Aim of the task =
Each line below is to be written out once more, precisely as given.

(Dataset records)
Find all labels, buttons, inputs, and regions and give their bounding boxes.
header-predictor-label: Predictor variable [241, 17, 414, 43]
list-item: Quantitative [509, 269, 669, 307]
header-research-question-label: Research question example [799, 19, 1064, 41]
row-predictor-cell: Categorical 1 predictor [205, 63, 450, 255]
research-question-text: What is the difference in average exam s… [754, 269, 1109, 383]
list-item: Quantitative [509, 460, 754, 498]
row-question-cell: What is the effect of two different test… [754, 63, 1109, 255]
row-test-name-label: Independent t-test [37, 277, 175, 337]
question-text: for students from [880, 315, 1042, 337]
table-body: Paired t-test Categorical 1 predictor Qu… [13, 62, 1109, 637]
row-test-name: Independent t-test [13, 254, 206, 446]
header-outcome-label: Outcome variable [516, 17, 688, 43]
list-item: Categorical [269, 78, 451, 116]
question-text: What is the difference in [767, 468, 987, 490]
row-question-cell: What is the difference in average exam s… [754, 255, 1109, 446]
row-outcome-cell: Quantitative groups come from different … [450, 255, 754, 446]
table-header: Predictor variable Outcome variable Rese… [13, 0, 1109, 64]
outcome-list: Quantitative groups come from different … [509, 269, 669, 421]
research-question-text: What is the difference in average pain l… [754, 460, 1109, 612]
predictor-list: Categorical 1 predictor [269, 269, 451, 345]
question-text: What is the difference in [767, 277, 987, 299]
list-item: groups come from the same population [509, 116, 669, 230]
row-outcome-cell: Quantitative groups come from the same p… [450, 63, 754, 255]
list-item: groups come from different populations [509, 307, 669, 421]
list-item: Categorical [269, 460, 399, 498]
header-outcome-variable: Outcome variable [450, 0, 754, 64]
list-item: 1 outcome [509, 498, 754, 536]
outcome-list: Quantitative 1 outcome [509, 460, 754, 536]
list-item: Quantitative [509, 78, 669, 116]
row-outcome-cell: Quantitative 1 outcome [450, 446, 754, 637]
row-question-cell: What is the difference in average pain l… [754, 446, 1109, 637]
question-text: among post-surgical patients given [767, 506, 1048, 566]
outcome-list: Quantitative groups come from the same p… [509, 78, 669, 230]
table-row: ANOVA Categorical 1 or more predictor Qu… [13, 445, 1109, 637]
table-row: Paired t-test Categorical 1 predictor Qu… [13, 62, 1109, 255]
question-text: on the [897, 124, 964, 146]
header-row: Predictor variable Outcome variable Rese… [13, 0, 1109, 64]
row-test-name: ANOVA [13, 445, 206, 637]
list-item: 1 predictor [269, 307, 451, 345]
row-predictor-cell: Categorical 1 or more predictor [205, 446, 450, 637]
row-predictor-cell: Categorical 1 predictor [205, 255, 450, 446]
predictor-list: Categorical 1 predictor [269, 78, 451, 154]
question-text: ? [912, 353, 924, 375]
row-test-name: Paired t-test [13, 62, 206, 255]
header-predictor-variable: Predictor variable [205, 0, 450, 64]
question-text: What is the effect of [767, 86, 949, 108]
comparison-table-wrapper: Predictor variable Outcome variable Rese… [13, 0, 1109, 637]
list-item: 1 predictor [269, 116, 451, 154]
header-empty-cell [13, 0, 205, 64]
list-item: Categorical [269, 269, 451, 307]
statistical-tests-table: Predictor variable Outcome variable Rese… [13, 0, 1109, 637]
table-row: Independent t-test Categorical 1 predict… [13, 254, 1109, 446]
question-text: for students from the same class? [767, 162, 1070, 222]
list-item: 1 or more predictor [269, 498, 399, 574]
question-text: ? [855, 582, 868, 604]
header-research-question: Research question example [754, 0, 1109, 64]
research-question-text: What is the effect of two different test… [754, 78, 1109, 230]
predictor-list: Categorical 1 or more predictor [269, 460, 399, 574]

Written reply =
Find all labels, buttons, inputs, and regions and give their bounding boxes.
header-predictor-label: Predictor variable [241, 17, 414, 43]
list-item: Quantitative [509, 269, 669, 307]
header-research-question-label: Research question example [799, 19, 1064, 41]
row-predictor-cell: Categorical 1 predictor [205, 63, 450, 255]
research-question-text: What is the difference in average exam s… [754, 269, 1109, 383]
list-item: Quantitative [509, 460, 754, 498]
row-question-cell: What is the effect of two different test… [754, 63, 1109, 255]
row-test-name-label: Independent t-test [37, 277, 175, 337]
question-text: for students from [880, 315, 1042, 337]
table-body: Paired t-test Categorical 1 predictor Qu… [13, 62, 1109, 637]
row-test-name: Independent t-test [13, 254, 206, 446]
header-outcome-label: Outcome variable [516, 17, 688, 43]
list-item: Categorical [269, 78, 451, 116]
question-text: What is the difference in [767, 468, 987, 490]
row-question-cell: What is the difference in average exam s… [754, 255, 1109, 446]
row-outcome-cell: Quantitative groups come from different … [450, 255, 754, 446]
table-header: Predictor variable Outcome variable Rese… [13, 0, 1109, 64]
outcome-list: Quantitative groups come from different … [509, 269, 669, 421]
research-question-text: What is the difference in average pain l… [754, 460, 1109, 612]
predictor-list: Categorical 1 predictor [269, 269, 451, 345]
question-text: What is the difference in [767, 277, 987, 299]
list-item: groups come from the same population [509, 116, 669, 230]
row-outcome-cell: Quantitative groups come from the same p… [450, 63, 754, 255]
list-item: groups come from different populations [509, 307, 669, 421]
list-item: Categorical [269, 460, 399, 498]
header-outcome-variable: Outcome variable [450, 0, 754, 64]
list-item: 1 outcome [509, 498, 754, 536]
outcome-list: Quantitative 1 outcome [509, 460, 754, 536]
list-item: Quantitative [509, 78, 669, 116]
row-outcome-cell: Quantitative 1 outcome [450, 446, 754, 637]
row-question-cell: What is the difference in average pain l… [754, 446, 1109, 637]
question-text: among post-surgical patients given [767, 506, 1048, 566]
outcome-list: Quantitative groups come from the same p… [509, 78, 669, 230]
table-row: ANOVA Categorical 1 or more predictor Qu… [13, 445, 1109, 637]
table-row: Paired t-test Categorical 1 predictor Qu… [13, 62, 1109, 255]
question-text: on the [897, 124, 964, 146]
header-row: Predictor variable Outcome variable Rese… [13, 0, 1109, 64]
row-test-name: ANOVA [13, 445, 206, 637]
list-item: 1 predictor [269, 307, 451, 345]
row-predictor-cell: Categorical 1 or more predictor [205, 446, 450, 637]
row-predictor-cell: Categorical 1 predictor [205, 255, 450, 446]
predictor-list: Categorical 1 predictor [269, 78, 451, 154]
question-text: ? [912, 353, 924, 375]
row-test-name: Paired t-test [13, 62, 206, 255]
header-predictor-variable: Predictor variable [205, 0, 450, 64]
question-text: What is the effect of [767, 86, 949, 108]
comparison-table-wrapper: Predictor variable Outcome variable Rese… [13, 0, 1109, 637]
list-item: 1 predictor [269, 116, 451, 154]
header-empty-cell [13, 0, 205, 64]
list-item: Categorical [269, 269, 451, 307]
statistical-tests-table: Predictor variable Outcome variable Rese… [13, 0, 1109, 637]
table-row: Independent t-test Categorical 1 predict… [13, 254, 1109, 446]
question-text: for students from the same class? [767, 162, 1070, 222]
list-item: 1 or more predictor [269, 498, 399, 574]
question-text: ? [855, 582, 868, 604]
header-research-question: Research question example [754, 0, 1109, 64]
research-question-text: What is the effect of two different test… [754, 78, 1109, 230]
predictor-list: Categorical 1 or more predictor [269, 460, 399, 574]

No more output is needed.